:: Description of the task ::
Output each line of the material exactly as it stands.

:: Records provided ::

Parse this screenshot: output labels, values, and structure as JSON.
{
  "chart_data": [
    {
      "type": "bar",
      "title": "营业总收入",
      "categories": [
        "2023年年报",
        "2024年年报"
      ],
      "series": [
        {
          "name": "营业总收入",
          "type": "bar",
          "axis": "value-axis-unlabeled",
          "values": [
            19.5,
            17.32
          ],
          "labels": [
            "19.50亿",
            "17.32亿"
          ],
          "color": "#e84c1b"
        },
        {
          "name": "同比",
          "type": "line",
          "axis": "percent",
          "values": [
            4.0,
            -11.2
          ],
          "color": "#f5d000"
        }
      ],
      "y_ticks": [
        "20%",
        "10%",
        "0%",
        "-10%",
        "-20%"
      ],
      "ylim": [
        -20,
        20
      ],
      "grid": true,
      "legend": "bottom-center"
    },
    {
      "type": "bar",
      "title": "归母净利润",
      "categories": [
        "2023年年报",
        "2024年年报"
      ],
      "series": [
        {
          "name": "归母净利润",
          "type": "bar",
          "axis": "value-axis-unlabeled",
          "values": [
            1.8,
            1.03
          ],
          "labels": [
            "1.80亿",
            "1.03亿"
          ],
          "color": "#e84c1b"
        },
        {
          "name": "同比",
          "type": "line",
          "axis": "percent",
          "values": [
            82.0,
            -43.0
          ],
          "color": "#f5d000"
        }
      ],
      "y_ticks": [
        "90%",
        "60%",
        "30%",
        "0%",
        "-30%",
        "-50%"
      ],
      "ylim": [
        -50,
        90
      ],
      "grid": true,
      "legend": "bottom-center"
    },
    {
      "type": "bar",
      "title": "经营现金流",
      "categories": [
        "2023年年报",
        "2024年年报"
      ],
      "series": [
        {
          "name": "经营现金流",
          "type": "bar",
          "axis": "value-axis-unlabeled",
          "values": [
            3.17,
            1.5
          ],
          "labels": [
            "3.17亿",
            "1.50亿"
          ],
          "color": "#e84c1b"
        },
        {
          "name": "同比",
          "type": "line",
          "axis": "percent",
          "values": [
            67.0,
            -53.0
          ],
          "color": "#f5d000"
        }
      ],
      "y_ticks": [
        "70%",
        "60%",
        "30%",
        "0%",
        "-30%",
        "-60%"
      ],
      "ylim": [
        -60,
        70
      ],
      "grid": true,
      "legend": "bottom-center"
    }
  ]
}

:: In response ::
Parse this screenshot: output labels, values, and structure as JSON.
{
  "chart_data": [
    {
      "type": "bar",
      "title": "营业总收入",
      "categories": [
        "2023年年报",
        "2024年年报"
      ],
      "series": [
        {
          "name": "营业总收入",
          "type": "bar",
          "axis": "value-axis-unlabeled",
          "values": [
            19.5,
            17.32
          ],
          "labels": [
            "19.50亿",
            "17.32亿"
          ],
          "color": "#e84c1b"
        },
        {
          "name": "同比",
          "type": "line",
          "axis": "percent",
          "values": [
            4.0,
            -11.2
          ],
          "color": "#f5d000"
        }
      ],
      "y_ticks": [
        "20%",
        "10%",
        "0%",
        "-10%",
        "-20%"
      ],
      "ylim": [
        -20,
        20
      ],
      "grid": true,
      "legend": "bottom-center"
    },
    {
      "type": "bar",
      "title": "归母净利润",
      "categories": [
        "2023年年报",
        "2024年年报"
      ],
      "series": [
        {
          "name": "归母净利润",
          "type": "bar",
          "axis": "value-axis-unlabeled",
          "values": [
            1.8,
            1.03
          ],
          "labels": [
            "1.80亿",
            "1.03亿"
          ],
          "color": "#e84c1b"
        },
        {
          "name": "同比",
          "type": "line",
          "axis": "percent",
          "values": [
            82.0,
            -43.0
          ],
          "color": "#f5d000"
        }
      ],
      "y_ticks": [
        "90%",
        "60%",
        "30%",
        "0%",
        "-30%",
        "-50%"
      ],
      "ylim": [
        -50,
        90
      ],
      "grid": true,
      "legend": "bottom-center"
    },
    {
      "type": "bar",
      "title": "经营现金流",
      "categories": [
        "2023年年报",
        "2024年年报"
      ],
      "series": [
        {
          "name": "经营现金流",
          "type": "bar",
          "axis": "value-axis-unlabeled",
          "values": [
            3.17,
            1.5
          ],
          "labels": [
            "3.17亿",
            "1.50亿"
          ],
          "color": "#e84c1b"
        },
        {
          "name": "同比",
          "type": "line",
          "axis": "percent",
          "values": [
            67.0,
            -53.0
          ],
          "color": "#f5d000"
        }
      ],
      "y_ticks": [
        "70%",
        "60%",
        "30%",
        "0%",
        "-30%",
        "-60%"
      ],
      "ylim": [
        -60,
        70
      ],
      "grid": true,
      "legend": "bottom-center"
    }
  ]
}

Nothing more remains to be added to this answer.